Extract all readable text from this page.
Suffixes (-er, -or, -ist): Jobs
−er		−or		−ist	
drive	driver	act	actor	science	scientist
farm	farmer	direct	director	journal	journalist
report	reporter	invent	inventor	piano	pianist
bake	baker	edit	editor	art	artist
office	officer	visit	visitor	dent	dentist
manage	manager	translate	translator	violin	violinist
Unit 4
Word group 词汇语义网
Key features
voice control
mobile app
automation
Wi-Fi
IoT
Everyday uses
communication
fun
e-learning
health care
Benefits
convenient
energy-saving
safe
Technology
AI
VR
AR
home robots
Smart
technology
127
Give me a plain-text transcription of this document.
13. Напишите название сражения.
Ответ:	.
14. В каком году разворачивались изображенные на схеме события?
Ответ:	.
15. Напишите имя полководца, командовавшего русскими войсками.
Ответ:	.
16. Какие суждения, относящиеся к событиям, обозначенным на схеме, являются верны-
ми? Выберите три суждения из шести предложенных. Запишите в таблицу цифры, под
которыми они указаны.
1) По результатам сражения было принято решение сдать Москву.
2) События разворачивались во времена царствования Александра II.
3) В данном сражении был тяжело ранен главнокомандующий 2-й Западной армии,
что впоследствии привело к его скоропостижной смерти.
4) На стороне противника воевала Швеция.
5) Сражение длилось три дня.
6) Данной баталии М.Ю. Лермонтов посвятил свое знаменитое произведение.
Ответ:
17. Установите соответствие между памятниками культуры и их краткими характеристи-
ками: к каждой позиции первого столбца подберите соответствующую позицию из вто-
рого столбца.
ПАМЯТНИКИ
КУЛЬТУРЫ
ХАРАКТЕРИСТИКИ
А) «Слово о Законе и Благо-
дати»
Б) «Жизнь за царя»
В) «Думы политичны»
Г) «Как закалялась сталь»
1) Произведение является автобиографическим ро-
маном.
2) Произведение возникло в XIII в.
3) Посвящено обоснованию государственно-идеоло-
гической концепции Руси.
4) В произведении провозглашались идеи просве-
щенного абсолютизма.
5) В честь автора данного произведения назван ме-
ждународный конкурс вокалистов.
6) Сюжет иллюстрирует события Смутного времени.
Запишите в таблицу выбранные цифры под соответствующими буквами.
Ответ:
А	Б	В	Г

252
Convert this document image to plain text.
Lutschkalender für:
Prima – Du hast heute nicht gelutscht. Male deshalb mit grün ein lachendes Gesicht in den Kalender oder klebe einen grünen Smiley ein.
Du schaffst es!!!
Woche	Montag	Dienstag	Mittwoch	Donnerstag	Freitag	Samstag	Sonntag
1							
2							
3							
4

Instructions to follow
Say how many lines in the records hold the string "сражения", and say nothing else.

Worked answer
2